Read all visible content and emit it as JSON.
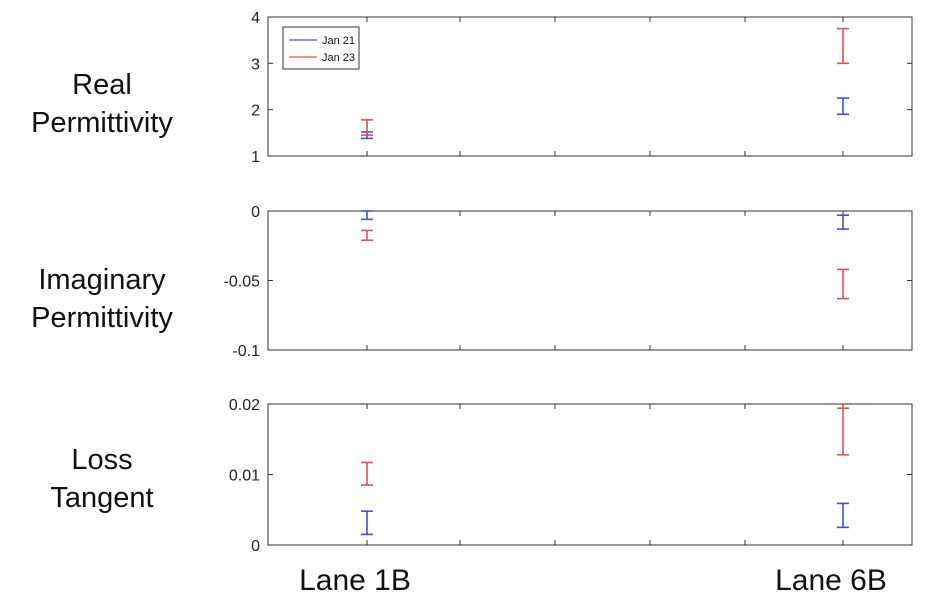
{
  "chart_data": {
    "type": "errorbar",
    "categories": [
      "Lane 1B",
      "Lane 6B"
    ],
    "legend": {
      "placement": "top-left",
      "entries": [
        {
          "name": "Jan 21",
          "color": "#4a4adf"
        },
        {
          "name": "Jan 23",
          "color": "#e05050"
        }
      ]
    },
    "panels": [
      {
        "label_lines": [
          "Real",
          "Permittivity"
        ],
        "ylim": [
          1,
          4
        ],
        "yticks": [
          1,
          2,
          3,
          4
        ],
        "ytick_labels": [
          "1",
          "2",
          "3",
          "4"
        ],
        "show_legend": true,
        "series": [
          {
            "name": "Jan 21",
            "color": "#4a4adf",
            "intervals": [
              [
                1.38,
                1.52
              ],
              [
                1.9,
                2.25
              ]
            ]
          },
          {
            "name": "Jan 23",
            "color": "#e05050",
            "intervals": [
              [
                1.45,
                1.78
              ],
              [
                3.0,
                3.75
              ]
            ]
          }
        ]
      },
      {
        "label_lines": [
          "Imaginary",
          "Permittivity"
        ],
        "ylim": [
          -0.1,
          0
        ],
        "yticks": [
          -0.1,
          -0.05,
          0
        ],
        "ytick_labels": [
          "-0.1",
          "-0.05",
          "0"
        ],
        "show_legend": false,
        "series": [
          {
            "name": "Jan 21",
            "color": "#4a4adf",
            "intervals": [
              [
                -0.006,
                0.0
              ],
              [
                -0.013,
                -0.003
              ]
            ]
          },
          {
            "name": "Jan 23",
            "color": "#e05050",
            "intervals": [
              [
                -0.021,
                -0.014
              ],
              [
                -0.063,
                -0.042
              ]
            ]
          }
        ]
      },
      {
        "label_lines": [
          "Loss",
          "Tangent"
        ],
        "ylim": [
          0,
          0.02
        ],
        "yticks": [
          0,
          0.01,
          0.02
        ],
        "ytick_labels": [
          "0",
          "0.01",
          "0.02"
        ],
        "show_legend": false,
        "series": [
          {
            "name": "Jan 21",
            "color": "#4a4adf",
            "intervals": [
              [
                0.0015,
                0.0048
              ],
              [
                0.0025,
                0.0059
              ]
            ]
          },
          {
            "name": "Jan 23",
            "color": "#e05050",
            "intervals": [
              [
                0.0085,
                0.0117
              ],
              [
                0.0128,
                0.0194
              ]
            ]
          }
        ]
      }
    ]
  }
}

The problem> Transcribe every entry word for word, but skip the pictures.

Output for this task>
Read all visible content and emit it as JSON.
{
  "chart_data": {
    "type": "errorbar",
    "categories": [
      "Lane 1B",
      "Lane 6B"
    ],
    "legend": {
      "placement": "top-left",
      "entries": [
        {
          "name": "Jan 21",
          "color": "#4a4adf"
        },
        {
          "name": "Jan 23",
          "color": "#e05050"
        }
      ]
    },
    "panels": [
      {
        "label_lines": [
          "Real",
          "Permittivity"
        ],
        "ylim": [
          1,
          4
        ],
        "yticks": [
          1,
          2,
          3,
          4
        ],
        "ytick_labels": [
          "1",
          "2",
          "3",
          "4"
        ],
        "show_legend": true,
        "series": [
          {
            "name": "Jan 21",
            "color": "#4a4adf",
            "intervals": [
              [
                1.38,
                1.52
              ],
              [
                1.9,
                2.25
              ]
            ]
          },
          {
            "name": "Jan 23",
            "color": "#e05050",
            "intervals": [
              [
                1.45,
                1.78
              ],
              [
                3.0,
                3.75
              ]
            ]
          }
        ]
      },
      {
        "label_lines": [
          "Imaginary",
          "Permittivity"
        ],
        "ylim": [
          -0.1,
          0
        ],
        "yticks": [
          -0.1,
          -0.05,
          0
        ],
        "ytick_labels": [
          "-0.1",
          "-0.05",
          "0"
        ],
        "show_legend": false,
        "series": [
          {
            "name": "Jan 21",
            "color": "#4a4adf",
            "intervals": [
              [
                -0.006,
                0.0
              ],
              [
                -0.013,
                -0.003
              ]
            ]
          },
          {
            "name": "Jan 23",
            "color": "#e05050",
            "intervals": [
              [
                -0.021,
                -0.014
              ],
              [
                -0.063,
                -0.042
              ]
            ]
          }
        ]
      },
      {
        "label_lines": [
          "Loss",
          "Tangent"
        ],
        "ylim": [
          0,
          0.02
        ],
        "yticks": [
          0,
          0.01,
          0.02
        ],
        "ytick_labels": [
          "0",
          "0.01",
          "0.02"
        ],
        "show_legend": false,
        "series": [
          {
            "name": "Jan 21",
            "color": "#4a4adf",
            "intervals": [
              [
                0.0015,
                0.0048
              ],
              [
                0.0025,
                0.0059
              ]
            ]
          },
          {
            "name": "Jan 23",
            "color": "#e05050",
            "intervals": [
              [
                0.0085,
                0.0117
              ],
              [
                0.0128,
                0.0194
              ]
            ]
          }
        ]
      }
    ]
  }
}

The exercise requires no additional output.